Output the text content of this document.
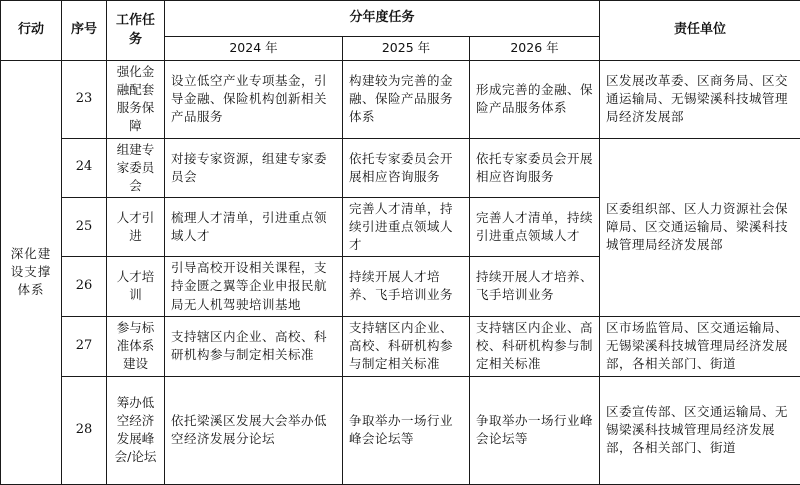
行动	序号	工作任务	分年度任务			责任单位
			2024 年	2025 年	2026 年	
深化建设支撑体系	23	强化金融配套服务保障	设立低空产业专项基金，引导金融、保险机构创新相关产品服务	构建较为完善的金融、保险产品服务体系	形成完善的金融、保险产品服务体系	区发展改革委、区商务局、区交通运输局、无锡梁溪科技城管理局经济发展部
	24	组建专家委员会	对接专家资源，组建专家委员会	依托专家委员会开展相应咨询服务	依托专家委员会开展相应咨询服务	区委组织部、区人力资源社会保障局、区交通运输局、梁溪科技城管理局经济发展部
	25	人才引进	梳理人才清单，引进重点领域人才	完善人才清单，持续引进重点领域人才	完善人才清单，持续引进重点领域人才	
	26	人才培训	引导高校开设相关课程，支持金匮之翼等企业申报民航局无人机驾驶培训基地	持续开展人才培养、飞手培训业务	持续开展人才培养、飞手培训业务	
	27	参与标准体系建设	支持辖区内企业、高校、科研机构参与制定相关标准	支持辖区内企业、高校、科研机构参与制定相关标准	支持辖区内企业、高校、科研机构参与制定相关标准	区市场监管局、区交通运输局、无锡梁溪科技城管理局经济发展部，各相关部门、街道
	28	筹办低空经济发展峰会/论坛	依托梁溪区发展大会举办低空经济发展分论坛	争取举办一场行业峰会论坛等	争取举办一场行业峰会论坛等	区委宣传部、区交通运输局、无锡梁溪科技城管理局经济发展部，各相关部门、街道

+ + + +

= Exercise goal =
Output the material word for word, omitting its pictures.

= Finished task =
Output the text content of this document.
行动	序号	工作任务	分年度任务			责任单位
			2024 年	2025 年	2026 年	
深化建设支撑体系	23	强化金融配套服务保障	设立低空产业专项基金，引导金融、保险机构创新相关产品服务	构建较为完善的金融、保险产品服务体系	形成完善的金融、保险产品服务体系	区发展改革委、区商务局、区交通运输局、无锡梁溪科技城管理局经济发展部
	24	组建专家委员会	对接专家资源，组建专家委员会	依托专家委员会开展相应咨询服务	依托专家委员会开展相应咨询服务	区委组织部、区人力资源社会保障局、区交通运输局、梁溪科技城管理局经济发展部
	25	人才引进	梳理人才清单，引进重点领域人才	完善人才清单，持续引进重点领域人才	完善人才清单，持续引进重点领域人才	
	26	人才培训	引导高校开设相关课程，支持金匮之翼等企业申报民航局无人机驾驶培训基地	持续开展人才培养、飞手培训业务	持续开展人才培养、飞手培训业务	
	27	参与标准体系建设	支持辖区内企业、高校、科研机构参与制定相关标准	支持辖区内企业、高校、科研机构参与制定相关标准	支持辖区内企业、高校、科研机构参与制定相关标准	区市场监管局、区交通运输局、无锡梁溪科技城管理局经济发展部，各相关部门、街道
	28	筹办低空经济发展峰会/论坛	依托梁溪区发展大会举办低空经济发展分论坛	争取举办一场行业峰会论坛等	争取举办一场行业峰会论坛等	区委宣传部、区交通运输局、无锡梁溪科技城管理局经济发展部，各相关部门、街道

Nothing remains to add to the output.